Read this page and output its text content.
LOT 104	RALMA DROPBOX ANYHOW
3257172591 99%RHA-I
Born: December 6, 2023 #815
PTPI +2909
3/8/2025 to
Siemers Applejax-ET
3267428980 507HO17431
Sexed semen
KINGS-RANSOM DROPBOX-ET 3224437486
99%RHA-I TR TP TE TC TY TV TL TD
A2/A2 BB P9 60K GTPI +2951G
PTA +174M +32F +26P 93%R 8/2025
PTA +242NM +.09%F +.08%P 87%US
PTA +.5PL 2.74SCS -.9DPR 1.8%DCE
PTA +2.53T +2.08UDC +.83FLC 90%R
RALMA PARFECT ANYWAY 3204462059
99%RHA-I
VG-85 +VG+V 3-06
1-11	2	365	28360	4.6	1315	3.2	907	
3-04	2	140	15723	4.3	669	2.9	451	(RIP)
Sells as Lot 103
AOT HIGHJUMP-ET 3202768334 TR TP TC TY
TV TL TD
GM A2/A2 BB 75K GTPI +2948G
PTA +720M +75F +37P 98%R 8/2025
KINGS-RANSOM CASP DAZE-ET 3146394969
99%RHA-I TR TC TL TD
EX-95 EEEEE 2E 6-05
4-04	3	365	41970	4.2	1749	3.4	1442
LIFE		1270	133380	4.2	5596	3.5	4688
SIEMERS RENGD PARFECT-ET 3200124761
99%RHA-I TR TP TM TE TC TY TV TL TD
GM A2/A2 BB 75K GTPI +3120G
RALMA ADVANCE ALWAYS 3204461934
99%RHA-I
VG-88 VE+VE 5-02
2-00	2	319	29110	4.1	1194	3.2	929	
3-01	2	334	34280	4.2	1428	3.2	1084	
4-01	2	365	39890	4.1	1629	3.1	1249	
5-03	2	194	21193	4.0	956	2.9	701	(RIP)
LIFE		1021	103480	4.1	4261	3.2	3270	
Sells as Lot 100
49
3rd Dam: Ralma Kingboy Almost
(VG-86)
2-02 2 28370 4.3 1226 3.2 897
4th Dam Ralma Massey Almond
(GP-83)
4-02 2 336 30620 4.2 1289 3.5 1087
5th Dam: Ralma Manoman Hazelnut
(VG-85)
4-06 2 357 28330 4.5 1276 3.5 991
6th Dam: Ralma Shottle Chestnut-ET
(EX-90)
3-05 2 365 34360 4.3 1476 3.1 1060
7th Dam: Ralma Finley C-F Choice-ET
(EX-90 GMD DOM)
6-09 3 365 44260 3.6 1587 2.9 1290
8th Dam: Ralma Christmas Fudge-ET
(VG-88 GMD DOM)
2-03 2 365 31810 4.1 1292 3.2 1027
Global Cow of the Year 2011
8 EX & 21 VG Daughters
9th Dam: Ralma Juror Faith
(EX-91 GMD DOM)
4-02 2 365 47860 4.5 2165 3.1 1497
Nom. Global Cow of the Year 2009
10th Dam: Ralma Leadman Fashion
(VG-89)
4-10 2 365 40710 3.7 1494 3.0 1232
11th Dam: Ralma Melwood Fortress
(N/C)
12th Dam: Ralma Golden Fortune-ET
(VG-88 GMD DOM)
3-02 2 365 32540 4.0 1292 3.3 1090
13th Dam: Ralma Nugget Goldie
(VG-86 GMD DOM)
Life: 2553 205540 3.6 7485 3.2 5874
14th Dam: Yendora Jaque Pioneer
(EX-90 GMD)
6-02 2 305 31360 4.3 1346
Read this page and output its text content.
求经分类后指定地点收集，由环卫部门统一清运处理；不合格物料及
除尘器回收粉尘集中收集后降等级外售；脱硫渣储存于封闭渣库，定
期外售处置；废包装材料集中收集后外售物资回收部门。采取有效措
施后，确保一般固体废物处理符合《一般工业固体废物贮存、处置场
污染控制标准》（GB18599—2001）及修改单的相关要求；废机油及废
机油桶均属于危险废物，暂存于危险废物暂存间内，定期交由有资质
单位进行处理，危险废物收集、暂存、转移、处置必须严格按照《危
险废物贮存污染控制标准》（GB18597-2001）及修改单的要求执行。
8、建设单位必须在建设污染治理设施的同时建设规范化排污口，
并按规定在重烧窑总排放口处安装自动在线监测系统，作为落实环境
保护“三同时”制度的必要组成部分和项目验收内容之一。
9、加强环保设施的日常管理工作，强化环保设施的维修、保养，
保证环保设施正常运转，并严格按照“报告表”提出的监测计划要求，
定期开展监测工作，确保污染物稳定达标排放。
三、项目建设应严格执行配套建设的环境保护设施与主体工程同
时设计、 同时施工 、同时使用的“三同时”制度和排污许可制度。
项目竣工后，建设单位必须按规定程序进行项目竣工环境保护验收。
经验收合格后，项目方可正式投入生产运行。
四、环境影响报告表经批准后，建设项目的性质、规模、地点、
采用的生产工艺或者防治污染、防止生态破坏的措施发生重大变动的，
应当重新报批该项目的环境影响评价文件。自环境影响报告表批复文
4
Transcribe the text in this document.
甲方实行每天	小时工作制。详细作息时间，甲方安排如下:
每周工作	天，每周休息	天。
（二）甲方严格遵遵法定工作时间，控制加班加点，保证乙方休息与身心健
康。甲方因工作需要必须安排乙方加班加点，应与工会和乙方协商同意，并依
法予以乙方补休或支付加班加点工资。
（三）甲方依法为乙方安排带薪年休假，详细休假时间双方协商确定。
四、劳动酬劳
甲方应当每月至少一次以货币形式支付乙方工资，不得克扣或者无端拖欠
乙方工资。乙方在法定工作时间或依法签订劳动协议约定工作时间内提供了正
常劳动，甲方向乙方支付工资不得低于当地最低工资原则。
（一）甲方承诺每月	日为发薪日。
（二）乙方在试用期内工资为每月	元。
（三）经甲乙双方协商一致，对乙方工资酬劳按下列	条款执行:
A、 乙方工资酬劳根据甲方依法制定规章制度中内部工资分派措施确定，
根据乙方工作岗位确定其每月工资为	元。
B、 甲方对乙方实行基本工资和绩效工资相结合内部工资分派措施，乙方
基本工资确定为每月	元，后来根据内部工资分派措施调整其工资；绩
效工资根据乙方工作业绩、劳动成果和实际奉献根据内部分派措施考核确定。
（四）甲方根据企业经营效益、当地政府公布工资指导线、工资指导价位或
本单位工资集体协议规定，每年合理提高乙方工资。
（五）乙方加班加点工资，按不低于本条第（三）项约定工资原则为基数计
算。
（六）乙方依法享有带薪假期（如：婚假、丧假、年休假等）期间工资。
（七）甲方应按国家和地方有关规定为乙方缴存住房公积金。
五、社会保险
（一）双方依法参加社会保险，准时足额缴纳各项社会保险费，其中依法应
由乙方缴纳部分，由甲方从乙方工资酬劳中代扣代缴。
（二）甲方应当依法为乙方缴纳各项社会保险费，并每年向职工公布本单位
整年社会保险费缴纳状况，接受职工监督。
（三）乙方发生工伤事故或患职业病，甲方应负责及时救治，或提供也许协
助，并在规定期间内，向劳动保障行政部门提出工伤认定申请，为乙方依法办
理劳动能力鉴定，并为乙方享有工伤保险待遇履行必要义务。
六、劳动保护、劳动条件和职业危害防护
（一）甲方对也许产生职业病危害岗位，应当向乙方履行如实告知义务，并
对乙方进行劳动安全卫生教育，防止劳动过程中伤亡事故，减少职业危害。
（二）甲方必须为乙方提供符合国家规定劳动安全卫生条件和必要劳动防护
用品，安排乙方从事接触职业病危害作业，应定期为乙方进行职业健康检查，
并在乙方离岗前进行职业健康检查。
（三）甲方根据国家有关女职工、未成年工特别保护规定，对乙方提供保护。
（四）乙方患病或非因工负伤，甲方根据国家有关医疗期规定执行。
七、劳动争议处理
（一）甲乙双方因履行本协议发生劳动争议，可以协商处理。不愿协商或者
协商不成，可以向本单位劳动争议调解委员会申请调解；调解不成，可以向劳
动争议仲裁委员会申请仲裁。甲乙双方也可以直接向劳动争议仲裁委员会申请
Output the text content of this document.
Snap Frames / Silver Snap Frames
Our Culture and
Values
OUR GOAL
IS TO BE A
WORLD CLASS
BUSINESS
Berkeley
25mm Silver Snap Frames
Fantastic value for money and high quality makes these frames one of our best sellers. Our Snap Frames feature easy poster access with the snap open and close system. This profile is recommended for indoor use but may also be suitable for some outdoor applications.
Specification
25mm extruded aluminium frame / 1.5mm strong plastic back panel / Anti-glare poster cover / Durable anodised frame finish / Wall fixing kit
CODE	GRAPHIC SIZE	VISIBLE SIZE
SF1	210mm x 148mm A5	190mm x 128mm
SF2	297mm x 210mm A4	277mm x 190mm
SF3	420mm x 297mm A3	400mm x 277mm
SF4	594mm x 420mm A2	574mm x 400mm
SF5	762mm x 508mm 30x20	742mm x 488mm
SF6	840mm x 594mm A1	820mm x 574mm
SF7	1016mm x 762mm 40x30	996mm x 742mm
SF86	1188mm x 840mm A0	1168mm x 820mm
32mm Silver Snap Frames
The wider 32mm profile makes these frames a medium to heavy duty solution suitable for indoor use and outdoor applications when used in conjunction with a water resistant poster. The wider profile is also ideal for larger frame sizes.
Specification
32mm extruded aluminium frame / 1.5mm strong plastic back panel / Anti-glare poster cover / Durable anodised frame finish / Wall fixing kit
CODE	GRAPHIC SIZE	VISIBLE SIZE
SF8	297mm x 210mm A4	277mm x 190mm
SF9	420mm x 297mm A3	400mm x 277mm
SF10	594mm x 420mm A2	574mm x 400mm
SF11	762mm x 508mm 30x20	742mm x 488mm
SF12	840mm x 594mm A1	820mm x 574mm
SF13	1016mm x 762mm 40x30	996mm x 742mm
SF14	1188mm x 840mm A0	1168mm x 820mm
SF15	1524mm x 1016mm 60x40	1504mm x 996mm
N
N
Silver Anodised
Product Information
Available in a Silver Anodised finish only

> [Problem] Gather and copy every line of the data in which the string "KINGS" is found.

> [Full response]
KINGS-RANSOM DROPBOX-ET 3224437486
KINGS-RANSOM CASP DAZE-ET 3146394969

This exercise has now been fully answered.